[EXERCISE BRIEF] Please repeat all of the lines that follow, exactly as written.
--- Start INPUT ROWS ---
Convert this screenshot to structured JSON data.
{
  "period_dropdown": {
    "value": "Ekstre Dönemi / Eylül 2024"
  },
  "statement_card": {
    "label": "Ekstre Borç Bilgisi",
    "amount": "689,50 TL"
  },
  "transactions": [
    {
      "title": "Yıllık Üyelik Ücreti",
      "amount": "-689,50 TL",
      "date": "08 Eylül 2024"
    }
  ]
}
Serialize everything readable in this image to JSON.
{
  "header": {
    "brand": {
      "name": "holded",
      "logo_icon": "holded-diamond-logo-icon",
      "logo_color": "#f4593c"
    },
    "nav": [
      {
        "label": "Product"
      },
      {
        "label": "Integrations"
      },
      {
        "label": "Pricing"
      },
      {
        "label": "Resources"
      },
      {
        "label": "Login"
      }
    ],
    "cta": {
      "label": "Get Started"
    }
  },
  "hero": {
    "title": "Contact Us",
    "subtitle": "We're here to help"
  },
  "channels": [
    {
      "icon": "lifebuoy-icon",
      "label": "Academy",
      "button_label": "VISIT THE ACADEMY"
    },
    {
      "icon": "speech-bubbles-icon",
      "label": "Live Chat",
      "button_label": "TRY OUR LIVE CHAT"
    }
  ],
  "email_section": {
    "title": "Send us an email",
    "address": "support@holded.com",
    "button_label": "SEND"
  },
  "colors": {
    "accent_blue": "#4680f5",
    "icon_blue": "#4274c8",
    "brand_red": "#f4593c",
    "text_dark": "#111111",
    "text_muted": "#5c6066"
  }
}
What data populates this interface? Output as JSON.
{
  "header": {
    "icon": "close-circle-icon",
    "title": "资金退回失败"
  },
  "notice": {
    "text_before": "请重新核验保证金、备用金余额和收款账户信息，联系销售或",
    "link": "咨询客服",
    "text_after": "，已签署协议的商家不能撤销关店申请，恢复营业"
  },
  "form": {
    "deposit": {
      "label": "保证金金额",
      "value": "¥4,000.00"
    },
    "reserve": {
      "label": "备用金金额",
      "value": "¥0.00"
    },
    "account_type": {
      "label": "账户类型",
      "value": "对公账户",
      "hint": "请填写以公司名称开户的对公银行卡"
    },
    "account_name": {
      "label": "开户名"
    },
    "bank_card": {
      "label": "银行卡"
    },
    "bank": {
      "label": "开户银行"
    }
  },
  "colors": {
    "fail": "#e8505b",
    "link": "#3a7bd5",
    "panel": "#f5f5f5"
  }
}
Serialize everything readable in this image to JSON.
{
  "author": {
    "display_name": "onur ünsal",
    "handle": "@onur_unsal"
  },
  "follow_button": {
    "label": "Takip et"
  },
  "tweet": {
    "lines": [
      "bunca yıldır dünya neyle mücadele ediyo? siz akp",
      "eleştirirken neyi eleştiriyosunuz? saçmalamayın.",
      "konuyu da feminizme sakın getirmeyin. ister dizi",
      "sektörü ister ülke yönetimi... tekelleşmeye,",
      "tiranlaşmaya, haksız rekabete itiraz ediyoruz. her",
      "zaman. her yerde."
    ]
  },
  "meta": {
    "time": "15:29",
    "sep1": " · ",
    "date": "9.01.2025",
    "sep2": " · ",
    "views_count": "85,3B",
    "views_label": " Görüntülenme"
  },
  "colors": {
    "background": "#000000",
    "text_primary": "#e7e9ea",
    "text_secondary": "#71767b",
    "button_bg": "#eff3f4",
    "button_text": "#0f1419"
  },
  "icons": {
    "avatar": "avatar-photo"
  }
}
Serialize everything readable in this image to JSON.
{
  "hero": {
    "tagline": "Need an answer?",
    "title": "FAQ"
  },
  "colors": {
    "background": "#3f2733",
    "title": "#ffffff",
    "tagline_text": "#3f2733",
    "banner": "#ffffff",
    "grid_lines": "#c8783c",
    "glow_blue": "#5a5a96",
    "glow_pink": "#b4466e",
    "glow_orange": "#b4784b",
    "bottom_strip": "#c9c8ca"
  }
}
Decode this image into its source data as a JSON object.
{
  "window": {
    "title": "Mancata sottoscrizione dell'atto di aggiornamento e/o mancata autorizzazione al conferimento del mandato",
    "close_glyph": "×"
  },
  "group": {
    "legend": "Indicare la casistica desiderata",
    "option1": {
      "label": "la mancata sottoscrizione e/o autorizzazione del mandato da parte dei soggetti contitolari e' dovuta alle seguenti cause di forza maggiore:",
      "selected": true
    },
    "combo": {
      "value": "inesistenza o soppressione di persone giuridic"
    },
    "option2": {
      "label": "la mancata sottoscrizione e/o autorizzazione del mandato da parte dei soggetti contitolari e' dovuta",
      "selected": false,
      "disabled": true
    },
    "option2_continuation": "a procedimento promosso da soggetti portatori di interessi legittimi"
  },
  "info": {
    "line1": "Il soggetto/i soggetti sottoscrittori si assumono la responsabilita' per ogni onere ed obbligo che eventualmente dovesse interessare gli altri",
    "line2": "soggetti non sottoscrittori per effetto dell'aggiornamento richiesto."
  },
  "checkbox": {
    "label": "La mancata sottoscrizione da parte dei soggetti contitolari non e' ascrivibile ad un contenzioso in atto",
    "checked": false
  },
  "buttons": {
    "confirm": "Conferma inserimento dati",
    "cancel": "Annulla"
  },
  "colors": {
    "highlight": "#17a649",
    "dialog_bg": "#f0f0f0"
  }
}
--- End INPUT ROWS ---
[ANSWER FOR THIS EXERCISE]
Convert this screenshot to structured JSON data.
{
  "period_dropdown": {
    "value": "Ekstre Dönemi / Eylül 2024"
  },
  "statement_card": {
    "label": "Ekstre Borç Bilgisi",
    "amount": "689,50 TL"
  },
  "transactions": [
    {
      "title": "Yıllık Üyelik Ücreti",
      "amount": "-689,50 TL",
      "date": "08 Eylül 2024"
    }
  ]
}
Serialize everything readable in this image to JSON.
{
  "header": {
    "brand": {
      "name": "holded",
      "logo_icon": "holded-diamond-logo-icon",
      "logo_color": "#f4593c"
    },
    "nav": [
      {
        "label": "Product"
      },
      {
        "label": "Integrations"
      },
      {
        "label": "Pricing"
      },
      {
        "label": "Resources"
      },
      {
        "label": "Login"
      }
    ],
    "cta": {
      "label": "Get Started"
    }
  },
  "hero": {
    "title": "Contact Us",
    "subtitle": "We're here to help"
  },
  "channels": [
    {
      "icon": "lifebuoy-icon",
      "label": "Academy",
      "button_label": "VISIT THE ACADEMY"
    },
    {
      "icon": "speech-bubbles-icon",
      "label": "Live Chat",
      "button_label": "TRY OUR LIVE CHAT"
    }
  ],
  "email_section": {
    "title": "Send us an email",
    "address": "support@holded.com",
    "button_label": "SEND"
  },
  "colors": {
    "accent_blue": "#4680f5",
    "icon_blue": "#4274c8",
    "brand_red": "#f4593c",
    "text_dark": "#111111",
    "text_muted": "#5c6066"
  }
}
What data populates this interface? Output as JSON.
{
  "header": {
    "icon": "close-circle-icon",
    "title": "资金退回失败"
  },
  "notice": {
    "text_before": "请重新核验保证金、备用金余额和收款账户信息，联系销售或",
    "link": "咨询客服",
    "text_after": "，已签署协议的商家不能撤销关店申请，恢复营业"
  },
  "form": {
    "deposit": {
      "label": "保证金金额",
      "value": "¥4,000.00"
    },
    "reserve": {
      "label": "备用金金额",
      "value": "¥0.00"
    },
    "account_type": {
      "label": "账户类型",
      "value": "对公账户",
      "hint": "请填写以公司名称开户的对公银行卡"
    },
    "account_name": {
      "label": "开户名"
    },
    "bank_card": {
      "label": "银行卡"
    },
    "bank": {
      "label": "开户银行"
    }
  },
  "colors": {
    "fail": "#e8505b",
    "link": "#3a7bd5",
    "panel": "#f5f5f5"
  }
}
Serialize everything readable in this image to JSON.
{
  "author": {
    "display_name": "onur ünsal",
    "handle": "@onur_unsal"
  },
  "follow_button": {
    "label": "Takip et"
  },
  "tweet": {
    "lines": [
      "bunca yıldır dünya neyle mücadele ediyo? siz akp",
      "eleştirirken neyi eleştiriyosunuz? saçmalamayın.",
      "konuyu da feminizme sakın getirmeyin. ister dizi",
      "sektörü ister ülke yönetimi... tekelleşmeye,",
      "tiranlaşmaya, haksız rekabete itiraz ediyoruz. her",
      "zaman. her yerde."
    ]
  },
  "meta": {
    "time": "15:29",
    "sep1": " · ",
    "date": "9.01.2025",
    "sep2": " · ",
    "views_count": "85,3B",
    "views_label": " Görüntülenme"
  },
  "colors": {
    "background": "#000000",
    "text_primary": "#e7e9ea",
    "text_secondary": "#71767b",
    "button_bg": "#eff3f4",
    "button_text": "#0f1419"
  },
  "icons": {
    "avatar": "avatar-photo"
  }
}
Serialize everything readable in this image to JSON.
{
  "hero": {
    "tagline": "Need an answer?",
    "title": "FAQ"
  },
  "colors": {
    "background": "#3f2733",
    "title": "#ffffff",
    "tagline_text": "#3f2733",
    "banner": "#ffffff",
    "grid_lines": "#c8783c",
    "glow_blue": "#5a5a96",
    "glow_pink": "#b4466e",
    "glow_orange": "#b4784b",
    "bottom_strip": "#c9c8ca"
  }
}
Decode this image into its source data as a JSON object.
{
  "window": {
    "title": "Mancata sottoscrizione dell'atto di aggiornamento e/o mancata autorizzazione al conferimento del mandato",
    "close_glyph": "×"
  },
  "group": {
    "legend": "Indicare la casistica desiderata",
    "option1": {
      "label": "la mancata sottoscrizione e/o autorizzazione del mandato da parte dei soggetti contitolari e' dovuta alle seguenti cause di forza maggiore:",
      "selected": true
    },
    "combo": {
      "value": "inesistenza o soppressione di persone giuridic"
    },
    "option2": {
      "label": "la mancata sottoscrizione e/o autorizzazione del mandato da parte dei soggetti contitolari e' dovuta",
      "selected": false,
      "disabled": true
    },
    "option2_continuation": "a procedimento promosso da soggetti portatori di interessi legittimi"
  },
  "info": {
    "line1": "Il soggetto/i soggetti sottoscrittori si assumono la responsabilita' per ogni onere ed obbligo che eventualmente dovesse interessare gli altri",
    "line2": "soggetti non sottoscrittori per effetto dell'aggiornamento richiesto."
  },
  "checkbox": {
    "label": "La mancata sottoscrizione da parte dei soggetti contitolari non e' ascrivibile ad un contenzioso in atto",
    "checked": false
  },
  "buttons": {
    "confirm": "Conferma inserimento dati",
    "cancel": "Annulla"
  },
  "colors": {
    "highlight": "#17a649",
    "dialog_bg": "#f0f0f0"
  }
}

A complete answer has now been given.